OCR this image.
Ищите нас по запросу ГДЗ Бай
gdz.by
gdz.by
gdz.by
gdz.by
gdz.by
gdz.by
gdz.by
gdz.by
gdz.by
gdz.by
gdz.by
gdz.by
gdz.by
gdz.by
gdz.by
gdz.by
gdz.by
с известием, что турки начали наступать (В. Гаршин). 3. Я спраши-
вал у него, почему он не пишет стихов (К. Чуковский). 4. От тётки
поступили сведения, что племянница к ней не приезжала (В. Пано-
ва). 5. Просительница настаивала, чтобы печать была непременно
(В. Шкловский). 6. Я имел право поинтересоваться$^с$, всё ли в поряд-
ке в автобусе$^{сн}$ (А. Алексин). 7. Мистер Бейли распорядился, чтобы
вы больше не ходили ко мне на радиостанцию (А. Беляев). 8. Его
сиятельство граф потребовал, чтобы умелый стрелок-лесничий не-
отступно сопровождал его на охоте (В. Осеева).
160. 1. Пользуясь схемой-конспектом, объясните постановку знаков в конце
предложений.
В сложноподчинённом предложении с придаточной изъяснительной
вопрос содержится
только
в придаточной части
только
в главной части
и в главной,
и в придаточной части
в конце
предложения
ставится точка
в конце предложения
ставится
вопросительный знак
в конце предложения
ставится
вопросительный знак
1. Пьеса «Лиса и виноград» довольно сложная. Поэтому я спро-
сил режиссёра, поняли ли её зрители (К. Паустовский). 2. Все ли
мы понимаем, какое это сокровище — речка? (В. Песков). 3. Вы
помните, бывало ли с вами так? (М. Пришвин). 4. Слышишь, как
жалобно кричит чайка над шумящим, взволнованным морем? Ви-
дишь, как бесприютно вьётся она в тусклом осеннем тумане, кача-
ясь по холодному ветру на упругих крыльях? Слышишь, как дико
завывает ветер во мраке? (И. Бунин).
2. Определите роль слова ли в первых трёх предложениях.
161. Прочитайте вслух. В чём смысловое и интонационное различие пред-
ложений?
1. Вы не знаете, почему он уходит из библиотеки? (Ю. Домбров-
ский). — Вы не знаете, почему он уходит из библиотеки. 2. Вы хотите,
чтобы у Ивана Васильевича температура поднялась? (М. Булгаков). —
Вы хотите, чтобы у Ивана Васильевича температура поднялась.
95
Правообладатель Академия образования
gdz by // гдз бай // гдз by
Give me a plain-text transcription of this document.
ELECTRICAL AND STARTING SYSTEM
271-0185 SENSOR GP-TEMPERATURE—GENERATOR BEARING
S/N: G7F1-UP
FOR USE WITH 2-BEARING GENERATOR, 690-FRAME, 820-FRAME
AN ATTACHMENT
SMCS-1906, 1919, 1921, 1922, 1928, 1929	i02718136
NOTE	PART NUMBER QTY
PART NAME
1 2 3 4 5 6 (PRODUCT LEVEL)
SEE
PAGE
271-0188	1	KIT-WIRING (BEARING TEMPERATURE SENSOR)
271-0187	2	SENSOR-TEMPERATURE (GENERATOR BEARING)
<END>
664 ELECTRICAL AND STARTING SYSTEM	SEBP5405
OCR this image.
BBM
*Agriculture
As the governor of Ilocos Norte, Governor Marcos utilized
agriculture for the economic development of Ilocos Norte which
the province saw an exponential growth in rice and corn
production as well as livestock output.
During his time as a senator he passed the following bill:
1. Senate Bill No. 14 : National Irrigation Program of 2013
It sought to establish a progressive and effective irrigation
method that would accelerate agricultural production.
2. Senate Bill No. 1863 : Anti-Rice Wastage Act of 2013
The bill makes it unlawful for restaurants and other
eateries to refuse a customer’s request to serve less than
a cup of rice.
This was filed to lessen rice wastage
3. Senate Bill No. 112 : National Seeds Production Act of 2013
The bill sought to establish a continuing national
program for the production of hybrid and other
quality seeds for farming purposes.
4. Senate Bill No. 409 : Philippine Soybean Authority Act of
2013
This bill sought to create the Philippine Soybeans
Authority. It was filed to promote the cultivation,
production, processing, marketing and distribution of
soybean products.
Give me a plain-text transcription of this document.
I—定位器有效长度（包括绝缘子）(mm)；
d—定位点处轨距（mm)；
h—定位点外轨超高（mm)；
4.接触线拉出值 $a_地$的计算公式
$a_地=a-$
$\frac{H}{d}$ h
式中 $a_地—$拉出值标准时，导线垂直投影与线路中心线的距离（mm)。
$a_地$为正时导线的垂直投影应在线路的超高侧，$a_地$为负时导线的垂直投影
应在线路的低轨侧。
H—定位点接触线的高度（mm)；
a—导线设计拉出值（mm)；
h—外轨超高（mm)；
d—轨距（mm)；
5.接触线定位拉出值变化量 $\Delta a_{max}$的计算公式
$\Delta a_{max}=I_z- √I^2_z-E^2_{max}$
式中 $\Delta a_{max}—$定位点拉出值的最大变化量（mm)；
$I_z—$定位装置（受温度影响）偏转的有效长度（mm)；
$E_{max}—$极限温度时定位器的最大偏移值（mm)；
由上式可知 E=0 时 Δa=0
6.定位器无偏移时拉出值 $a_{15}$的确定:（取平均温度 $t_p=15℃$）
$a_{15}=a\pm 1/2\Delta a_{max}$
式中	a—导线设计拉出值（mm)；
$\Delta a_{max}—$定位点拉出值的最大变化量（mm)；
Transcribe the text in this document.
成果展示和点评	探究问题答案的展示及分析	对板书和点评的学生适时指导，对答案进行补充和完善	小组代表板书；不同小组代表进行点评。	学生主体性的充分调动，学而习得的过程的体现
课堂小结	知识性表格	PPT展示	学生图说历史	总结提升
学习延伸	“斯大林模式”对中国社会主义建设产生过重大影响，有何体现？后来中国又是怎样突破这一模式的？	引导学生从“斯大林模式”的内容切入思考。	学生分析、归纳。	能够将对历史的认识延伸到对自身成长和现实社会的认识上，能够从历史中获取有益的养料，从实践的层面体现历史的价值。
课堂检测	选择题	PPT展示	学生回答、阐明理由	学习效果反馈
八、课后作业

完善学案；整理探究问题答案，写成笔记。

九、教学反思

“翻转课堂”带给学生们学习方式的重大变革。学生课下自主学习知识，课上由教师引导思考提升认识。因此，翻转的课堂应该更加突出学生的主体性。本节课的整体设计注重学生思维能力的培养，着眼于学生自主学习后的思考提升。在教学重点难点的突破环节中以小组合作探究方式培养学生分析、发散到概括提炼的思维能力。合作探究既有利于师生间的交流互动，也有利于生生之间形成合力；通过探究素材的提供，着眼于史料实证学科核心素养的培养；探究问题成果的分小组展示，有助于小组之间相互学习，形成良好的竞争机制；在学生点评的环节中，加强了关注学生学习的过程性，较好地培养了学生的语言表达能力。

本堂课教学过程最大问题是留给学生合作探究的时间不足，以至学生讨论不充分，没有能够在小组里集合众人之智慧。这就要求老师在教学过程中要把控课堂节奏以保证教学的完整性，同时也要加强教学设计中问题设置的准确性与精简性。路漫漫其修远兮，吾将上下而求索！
* * * * * * * * *
Problem details:
Return the lines from the line containing "Transcribe the text in this document." to the end of the entries above, exactly as they appear and with no other output.

Exercise result:
Transcribe the text in this document.
成果展示和点评	探究问题答案的展示及分析	对板书和点评的学生适时指导，对答案进行补充和完善	小组代表板书；不同小组代表进行点评。	学生主体性的充分调动，学而习得的过程的体现
课堂小结	知识性表格	PPT展示	学生图说历史	总结提升
学习延伸	“斯大林模式”对中国社会主义建设产生过重大影响，有何体现？后来中国又是怎样突破这一模式的？	引导学生从“斯大林模式”的内容切入思考。	学生分析、归纳。	能够将对历史的认识延伸到对自身成长和现实社会的认识上，能够从历史中获取有益的养料，从实践的层面体现历史的价值。
课堂检测	选择题	PPT展示	学生回答、阐明理由	学习效果反馈
八、课后作业

完善学案；整理探究问题答案，写成笔记。

九、教学反思

“翻转课堂”带给学生们学习方式的重大变革。学生课下自主学习知识，课上由教师引导思考提升认识。因此，翻转的课堂应该更加突出学生的主体性。本节课的整体设计注重学生思维能力的培养，着眼于学生自主学习后的思考提升。在教学重点难点的突破环节中以小组合作探究方式培养学生分析、发散到概括提炼的思维能力。合作探究既有利于师生间的交流互动，也有利于生生之间形成合力；通过探究素材的提供，着眼于史料实证学科核心素养的培养；探究问题成果的分小组展示，有助于小组之间相互学习，形成良好的竞争机制；在学生点评的环节中，加强了关注学生学习的过程性，较好地培养了学生的语言表达能力。

本堂课教学过程最大问题是留给学生合作探究的时间不足，以至学生讨论不充分，没有能够在小组里集合众人之智慧。这就要求老师在教学过程中要把控课堂节奏以保证教学的完整性，同时也要加强教学设计中问题设置的准确性与精简性。路漫漫其修远兮，吾将上下而求索！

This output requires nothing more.